DATA SHOWN
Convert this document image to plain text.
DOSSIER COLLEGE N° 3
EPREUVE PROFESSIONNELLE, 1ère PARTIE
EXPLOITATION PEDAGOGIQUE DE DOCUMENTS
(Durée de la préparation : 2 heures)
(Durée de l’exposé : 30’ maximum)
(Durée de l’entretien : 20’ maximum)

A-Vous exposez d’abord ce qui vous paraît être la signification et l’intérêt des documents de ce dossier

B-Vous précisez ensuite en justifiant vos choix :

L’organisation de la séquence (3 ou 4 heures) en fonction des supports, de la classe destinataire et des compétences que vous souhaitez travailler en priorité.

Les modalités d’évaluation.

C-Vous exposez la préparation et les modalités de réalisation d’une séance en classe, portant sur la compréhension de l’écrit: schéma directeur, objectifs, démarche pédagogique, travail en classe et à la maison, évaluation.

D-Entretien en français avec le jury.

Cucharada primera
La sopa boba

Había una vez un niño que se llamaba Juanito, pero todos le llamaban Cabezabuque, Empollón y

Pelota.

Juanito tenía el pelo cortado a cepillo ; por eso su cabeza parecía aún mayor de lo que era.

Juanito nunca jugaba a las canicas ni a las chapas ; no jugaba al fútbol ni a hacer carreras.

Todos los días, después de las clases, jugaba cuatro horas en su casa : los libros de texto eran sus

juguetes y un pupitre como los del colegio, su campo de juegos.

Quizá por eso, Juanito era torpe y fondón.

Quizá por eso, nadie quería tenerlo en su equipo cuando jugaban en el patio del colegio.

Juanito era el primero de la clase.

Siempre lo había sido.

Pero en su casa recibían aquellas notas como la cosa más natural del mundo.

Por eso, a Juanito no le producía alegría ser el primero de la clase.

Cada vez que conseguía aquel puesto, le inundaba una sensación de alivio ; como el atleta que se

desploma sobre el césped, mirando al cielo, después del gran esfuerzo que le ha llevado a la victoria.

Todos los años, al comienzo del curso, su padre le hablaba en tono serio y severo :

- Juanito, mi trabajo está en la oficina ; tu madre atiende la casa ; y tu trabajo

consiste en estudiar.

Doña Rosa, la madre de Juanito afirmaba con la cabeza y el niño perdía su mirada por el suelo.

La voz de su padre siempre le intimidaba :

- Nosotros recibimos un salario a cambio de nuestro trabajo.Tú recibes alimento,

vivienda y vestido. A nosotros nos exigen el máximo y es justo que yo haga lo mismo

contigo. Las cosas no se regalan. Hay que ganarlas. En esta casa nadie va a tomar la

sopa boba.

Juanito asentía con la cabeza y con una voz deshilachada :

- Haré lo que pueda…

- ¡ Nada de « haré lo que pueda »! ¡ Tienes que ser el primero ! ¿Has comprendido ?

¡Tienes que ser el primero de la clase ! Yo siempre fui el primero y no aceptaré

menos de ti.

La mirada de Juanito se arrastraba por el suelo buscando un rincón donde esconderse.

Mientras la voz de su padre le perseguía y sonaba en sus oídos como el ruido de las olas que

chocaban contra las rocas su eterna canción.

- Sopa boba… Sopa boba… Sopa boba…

DIRECTION
Word for word, write out all of the data above.

WRITTEN RESPONSE
Convert this document image to plain text.
DOSSIER COLLEGE N° 3
EPREUVE PROFESSIONNELLE, 1ère PARTIE
EXPLOITATION PEDAGOGIQUE DE DOCUMENTS
(Durée de la préparation : 2 heures)
(Durée de l’exposé : 30’ maximum)
(Durée de l’entretien : 20’ maximum)

A-Vous exposez d’abord ce qui vous paraît être la signification et l’intérêt des documents de ce dossier

B-Vous précisez ensuite en justifiant vos choix :

L’organisation de la séquence (3 ou 4 heures) en fonction des supports, de la classe destinataire et des compétences que vous souhaitez travailler en priorité.

Les modalités d’évaluation.

C-Vous exposez la préparation et les modalités de réalisation d’une séance en classe, portant sur la compréhension de l’écrit: schéma directeur, objectifs, démarche pédagogique, travail en classe et à la maison, évaluation.

D-Entretien en français avec le jury.

Cucharada primera
La sopa boba

Había una vez un niño que se llamaba Juanito, pero todos le llamaban Cabezabuque, Empollón y

Pelota.

Juanito tenía el pelo cortado a cepillo ; por eso su cabeza parecía aún mayor de lo que era.

Juanito nunca jugaba a las canicas ni a las chapas ; no jugaba al fútbol ni a hacer carreras.

Todos los días, después de las clases, jugaba cuatro horas en su casa : los libros de texto eran sus

juguetes y un pupitre como los del colegio, su campo de juegos.

Quizá por eso, Juanito era torpe y fondón.

Quizá por eso, nadie quería tenerlo en su equipo cuando jugaban en el patio del colegio.

Juanito era el primero de la clase.

Siempre lo había sido.

Pero en su casa recibían aquellas notas como la cosa más natural del mundo.

Por eso, a Juanito no le producía alegría ser el primero de la clase.

Cada vez que conseguía aquel puesto, le inundaba una sensación de alivio ; como el atleta que se

desploma sobre el césped, mirando al cielo, después del gran esfuerzo que le ha llevado a la victoria.

Todos los años, al comienzo del curso, su padre le hablaba en tono serio y severo :

- Juanito, mi trabajo está en la oficina ; tu madre atiende la casa ; y tu trabajo

consiste en estudiar.

Doña Rosa, la madre de Juanito afirmaba con la cabeza y el niño perdía su mirada por el suelo.

La voz de su padre siempre le intimidaba :

- Nosotros recibimos un salario a cambio de nuestro trabajo.Tú recibes alimento,

vivienda y vestido. A nosotros nos exigen el máximo y es justo que yo haga lo mismo

contigo. Las cosas no se regalan. Hay que ganarlas. En esta casa nadie va a tomar la

sopa boba.

Juanito asentía con la cabeza y con una voz deshilachada :

- Haré lo que pueda…

- ¡ Nada de « haré lo que pueda »! ¡ Tienes que ser el primero ! ¿Has comprendido ?

¡Tienes que ser el primero de la clase ! Yo siempre fui el primero y no aceptaré

menos de ti.

La mirada de Juanito se arrastraba por el suelo buscando un rincón donde esconderse.

Mientras la voz de su padre le perseguía y sonaba en sus oídos como el ruido de las olas que

chocaban contra las rocas su eterna canción.

- Sopa boba… Sopa boba… Sopa boba…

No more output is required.